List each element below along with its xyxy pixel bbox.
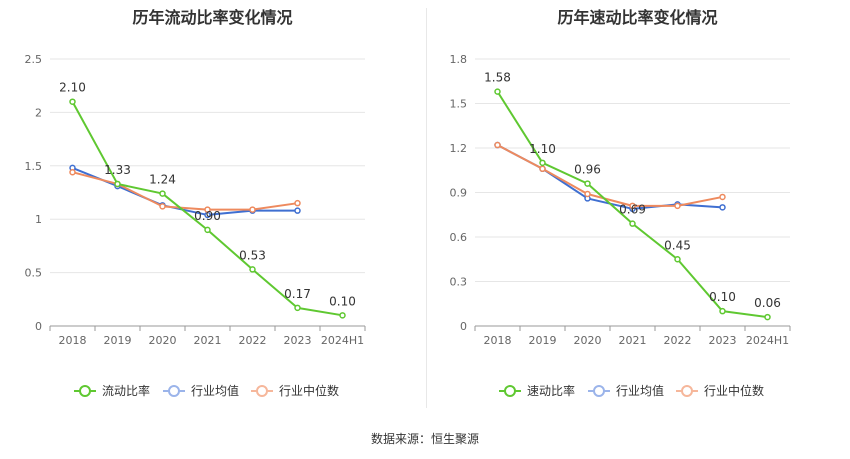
data-point [629, 220, 636, 227]
legend-item: 行业中位数 [251, 383, 339, 398]
legend-label: 行业中位数 [704, 383, 764, 398]
legend-item: 流动比率 [74, 383, 150, 398]
x-tick-label: 2019 [529, 334, 557, 347]
legend-item: 行业均值 [163, 383, 239, 398]
y-tick-label: 0 [35, 320, 42, 333]
legend-label: 行业均值 [616, 383, 664, 398]
data-source-note: 数据来源：恒生聚源 [370, 432, 479, 446]
legend-item: 行业中位数 [676, 383, 764, 398]
x-tick-label: 2023 [284, 334, 312, 347]
y-tick-label: 0.3 [450, 276, 468, 289]
legend-swatch-marker [681, 385, 693, 397]
data-point [764, 313, 771, 321]
x-tick-label: 2023 [709, 334, 737, 347]
legend-label: 行业均值 [191, 383, 239, 398]
legend-swatch-marker [168, 385, 180, 397]
legend-swatch-marker [504, 385, 516, 397]
data-label: 0.96 [574, 163, 601, 177]
data-point [719, 204, 726, 211]
legend-item: 行业均值 [588, 383, 664, 398]
x-tick-label: 2024H1 [746, 334, 789, 347]
current-ratio-plot: 0 0.5 1 1.5 2 2.5 2018 2019 2020 2021 2022 2023 2024… [25, 53, 366, 398]
data-point [584, 190, 591, 198]
y-tick-label: 0.5 [25, 267, 43, 280]
data-label: 0.06 [754, 296, 781, 310]
data-label: 0.69 [619, 203, 646, 217]
data-point [584, 180, 591, 187]
data-point [539, 159, 546, 167]
data-point [674, 202, 681, 210]
quick-ratio-plot: 0 0.3 0.6 0.9 1.2 1.5 1.8 2018 2019 2020 2021 2022 2… [450, 53, 791, 398]
data-label: 0.45 [664, 238, 691, 252]
data-label: 1.33 [104, 163, 131, 177]
legend-label: 速动比率 [527, 383, 575, 398]
y-tick-label: 0.6 [450, 231, 468, 244]
data-point [159, 190, 166, 197]
data-point [629, 202, 636, 210]
series-line-2 [497, 144, 723, 207]
data-point [204, 206, 211, 213]
data-point [114, 180, 121, 188]
data-label: 2.10 [59, 81, 86, 95]
legend-item: 速动比率 [499, 383, 575, 398]
data-point [294, 304, 301, 312]
y-tick-label: 1.5 [25, 160, 43, 173]
legend-swatch-marker [79, 385, 91, 397]
x-tick-label: 2020 [574, 334, 602, 347]
chart-title: 历年流动比率变化情况 [132, 8, 293, 27]
chart-title: 历年速动比率变化情况 [557, 8, 718, 27]
y-tick-label: 2 [35, 106, 42, 119]
data-label: 1.24 [149, 173, 176, 187]
x-tick-label: 2018 [484, 334, 512, 347]
x-tick-label: 2022 [239, 334, 267, 347]
data-point [204, 226, 211, 234]
y-tick-label: 0.9 [450, 187, 468, 200]
legend-label: 流动比率 [102, 383, 150, 398]
x-tick-label: 2021 [619, 334, 647, 347]
y-tick-label: 2.5 [25, 53, 43, 66]
data-point [494, 88, 501, 95]
x-tick-label: 2024H1 [321, 334, 364, 347]
data-point [674, 256, 681, 263]
quick-ratio-chart: 历年速动比率变化情况 0 0.3 0.6 0.9 1.2 1.5 1.8 2018 2019 20… [425, 0, 850, 420]
y-tick-label: 1 [35, 213, 42, 226]
data-point [294, 207, 301, 214]
data-label: 1.58 [484, 71, 511, 85]
data-point [69, 98, 76, 105]
x-tick-label: 2019 [104, 334, 132, 347]
y-tick-label: 1.5 [450, 98, 468, 111]
data-point [494, 141, 501, 149]
data-label: 0.10 [709, 290, 736, 304]
data-label: 0.53 [239, 248, 266, 262]
series-line-1 [72, 167, 298, 216]
data-point [249, 266, 256, 273]
legend-swatch-marker [593, 385, 605, 397]
current-ratio-chart: 历年流动比率变化情况 0 0.5 1 1.5 2 2.5 2018 2019 2020 2021 2… [0, 0, 425, 420]
x-tick-label: 2018 [59, 334, 87, 347]
data-point [719, 193, 726, 201]
y-tick-label: 1.2 [450, 142, 468, 155]
legend-label: 行业中位数 [279, 383, 339, 398]
data-point [69, 168, 76, 176]
data-point [339, 312, 346, 319]
x-tick-label: 2022 [664, 334, 692, 347]
x-tick-label: 2020 [149, 334, 177, 347]
data-label: 1.10 [529, 142, 556, 156]
x-tick-label: 2021 [194, 334, 222, 347]
series-line-2 [72, 171, 298, 211]
data-point [159, 203, 166, 210]
data-point [539, 165, 546, 173]
data-point [249, 206, 256, 213]
legend-swatch-marker [256, 385, 268, 397]
data-label: 0.17 [284, 287, 311, 301]
data-point [294, 199, 301, 207]
data-label: 0.90 [194, 209, 221, 223]
y-tick-label: 0 [460, 320, 467, 333]
data-point [719, 307, 726, 315]
panel-divider [426, 8, 427, 408]
data-label: 0.10 [329, 294, 356, 308]
y-tick-label: 1.8 [450, 53, 468, 66]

▸ Work instructions: Count the lines of the records that contain the string "chart", and reply with the number alone.

▸ Result below: 4